Write out each entry, exactly the way it appears.

[Exercise data]
......

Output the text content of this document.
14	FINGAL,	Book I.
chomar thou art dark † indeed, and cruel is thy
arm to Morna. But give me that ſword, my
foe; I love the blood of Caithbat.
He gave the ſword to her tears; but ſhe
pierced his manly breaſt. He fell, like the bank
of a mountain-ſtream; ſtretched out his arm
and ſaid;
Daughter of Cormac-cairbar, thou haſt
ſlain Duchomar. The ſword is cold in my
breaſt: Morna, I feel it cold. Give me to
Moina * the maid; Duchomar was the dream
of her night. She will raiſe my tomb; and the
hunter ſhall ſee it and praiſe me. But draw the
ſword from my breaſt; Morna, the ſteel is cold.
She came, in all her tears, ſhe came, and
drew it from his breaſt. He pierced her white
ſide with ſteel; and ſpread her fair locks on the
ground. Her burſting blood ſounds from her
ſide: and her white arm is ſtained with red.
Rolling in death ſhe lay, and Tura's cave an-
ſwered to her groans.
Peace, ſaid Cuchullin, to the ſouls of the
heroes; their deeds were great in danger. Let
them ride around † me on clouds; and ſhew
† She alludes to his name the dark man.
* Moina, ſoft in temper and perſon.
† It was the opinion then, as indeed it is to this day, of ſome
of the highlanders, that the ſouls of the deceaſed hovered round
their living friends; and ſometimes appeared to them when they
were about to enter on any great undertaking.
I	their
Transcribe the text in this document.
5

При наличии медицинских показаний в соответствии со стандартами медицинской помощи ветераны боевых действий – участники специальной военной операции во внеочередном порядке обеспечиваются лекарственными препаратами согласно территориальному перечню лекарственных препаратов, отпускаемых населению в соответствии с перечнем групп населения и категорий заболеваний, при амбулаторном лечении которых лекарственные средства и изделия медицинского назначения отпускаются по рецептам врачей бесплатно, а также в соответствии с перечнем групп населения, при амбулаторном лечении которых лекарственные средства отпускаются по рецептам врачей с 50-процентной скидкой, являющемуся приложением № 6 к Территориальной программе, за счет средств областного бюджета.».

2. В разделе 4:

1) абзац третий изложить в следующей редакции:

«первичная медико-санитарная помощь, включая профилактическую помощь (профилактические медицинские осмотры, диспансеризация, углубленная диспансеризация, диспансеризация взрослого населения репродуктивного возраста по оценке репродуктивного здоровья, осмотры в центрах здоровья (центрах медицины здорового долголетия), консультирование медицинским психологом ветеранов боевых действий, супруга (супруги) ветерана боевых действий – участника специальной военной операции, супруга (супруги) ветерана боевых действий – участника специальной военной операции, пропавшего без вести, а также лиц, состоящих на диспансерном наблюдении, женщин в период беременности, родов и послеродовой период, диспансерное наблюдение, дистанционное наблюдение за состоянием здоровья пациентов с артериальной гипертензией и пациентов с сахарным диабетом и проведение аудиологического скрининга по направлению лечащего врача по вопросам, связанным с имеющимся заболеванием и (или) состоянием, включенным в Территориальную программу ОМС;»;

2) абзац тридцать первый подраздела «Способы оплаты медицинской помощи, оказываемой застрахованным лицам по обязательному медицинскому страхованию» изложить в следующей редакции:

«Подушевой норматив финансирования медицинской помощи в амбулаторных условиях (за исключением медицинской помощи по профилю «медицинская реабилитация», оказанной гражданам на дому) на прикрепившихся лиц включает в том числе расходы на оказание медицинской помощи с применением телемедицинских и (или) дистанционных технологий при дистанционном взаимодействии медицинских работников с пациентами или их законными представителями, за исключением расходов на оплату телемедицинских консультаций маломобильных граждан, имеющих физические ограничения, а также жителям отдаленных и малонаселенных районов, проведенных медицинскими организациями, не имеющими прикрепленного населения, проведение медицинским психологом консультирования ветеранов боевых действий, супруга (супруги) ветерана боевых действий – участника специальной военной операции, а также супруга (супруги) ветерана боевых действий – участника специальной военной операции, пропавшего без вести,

......

[Answer to this problem]
Output the text content of this document.
14	FINGAL,	Book I.
chomar thou art dark † indeed, and cruel is thy
arm to Morna. But give me that ſword, my
foe; I love the blood of Caithbat.
He gave the ſword to her tears; but ſhe
pierced his manly breaſt. He fell, like the bank
of a mountain-ſtream; ſtretched out his arm
and ſaid;
Daughter of Cormac-cairbar, thou haſt
ſlain Duchomar. The ſword is cold in my
breaſt: Morna, I feel it cold. Give me to
Moina * the maid; Duchomar was the dream
of her night. She will raiſe my tomb; and the
hunter ſhall ſee it and praiſe me. But draw the
ſword from my breaſt; Morna, the ſteel is cold.
She came, in all her tears, ſhe came, and
drew it from his breaſt. He pierced her white
ſide with ſteel; and ſpread her fair locks on the
ground. Her burſting blood ſounds from her
ſide: and her white arm is ſtained with red.
Rolling in death ſhe lay, and Tura's cave an-
ſwered to her groans.
Peace, ſaid Cuchullin, to the ſouls of the
heroes; their deeds were great in danger. Let
them ride around † me on clouds; and ſhew
† She alludes to his name the dark man.
* Moina, ſoft in temper and perſon.
† It was the opinion then, as indeed it is to this day, of ſome
of the highlanders, that the ſouls of the deceaſed hovered round
their living friends; and ſometimes appeared to them when they
were about to enter on any great undertaking.
I	their
Transcribe the text in this document.
5

При наличии медицинских показаний в соответствии со стандартами медицинской помощи ветераны боевых действий – участники специальной военной операции во внеочередном порядке обеспечиваются лекарственными препаратами согласно территориальному перечню лекарственных препаратов, отпускаемых населению в соответствии с перечнем групп населения и категорий заболеваний, при амбулаторном лечении которых лекарственные средства и изделия медицинского назначения отпускаются по рецептам врачей бесплатно, а также в соответствии с перечнем групп населения, при амбулаторном лечении которых лекарственные средства отпускаются по рецептам врачей с 50-процентной скидкой, являющемуся приложением № 6 к Территориальной программе, за счет средств областного бюджета.».

2. В разделе 4:

1) абзац третий изложить в следующей редакции:

«первичная медико-санитарная помощь, включая профилактическую помощь (профилактические медицинские осмотры, диспансеризация, углубленная диспансеризация, диспансеризация взрослого населения репродуктивного возраста по оценке репродуктивного здоровья, осмотры в центрах здоровья (центрах медицины здорового долголетия), консультирование медицинским психологом ветеранов боевых действий, супруга (супруги) ветерана боевых действий – участника специальной военной операции, супруга (супруги) ветерана боевых действий – участника специальной военной операции, пропавшего без вести, а также лиц, состоящих на диспансерном наблюдении, женщин в период беременности, родов и послеродовой период, диспансерное наблюдение, дистанционное наблюдение за состоянием здоровья пациентов с артериальной гипертензией и пациентов с сахарным диабетом и проведение аудиологического скрининга по направлению лечащего врача по вопросам, связанным с имеющимся заболеванием и (или) состоянием, включенным в Территориальную программу ОМС;»;

2) абзац тридцать первый подраздела «Способы оплаты медицинской помощи, оказываемой застрахованным лицам по обязательному медицинскому страхованию» изложить в следующей редакции:

«Подушевой норматив финансирования медицинской помощи в амбулаторных условиях (за исключением медицинской помощи по профилю «медицинская реабилитация», оказанной гражданам на дому) на прикрепившихся лиц включает в том числе расходы на оказание медицинской помощи с применением телемедицинских и (или) дистанционных технологий при дистанционном взаимодействии медицинских работников с пациентами или их законными представителями, за исключением расходов на оплату телемедицинских консультаций маломобильных граждан, имеющих физические ограничения, а также жителям отдаленных и малонаселенных районов, проведенных медицинскими организациями, не имеющими прикрепленного населения, проведение медицинским психологом консультирования ветеранов боевых действий, супруга (супруги) ветерана боевых действий – участника специальной военной операции, а также супруга (супруги) ветерана боевых действий – участника специальной военной операции, пропавшего без вести,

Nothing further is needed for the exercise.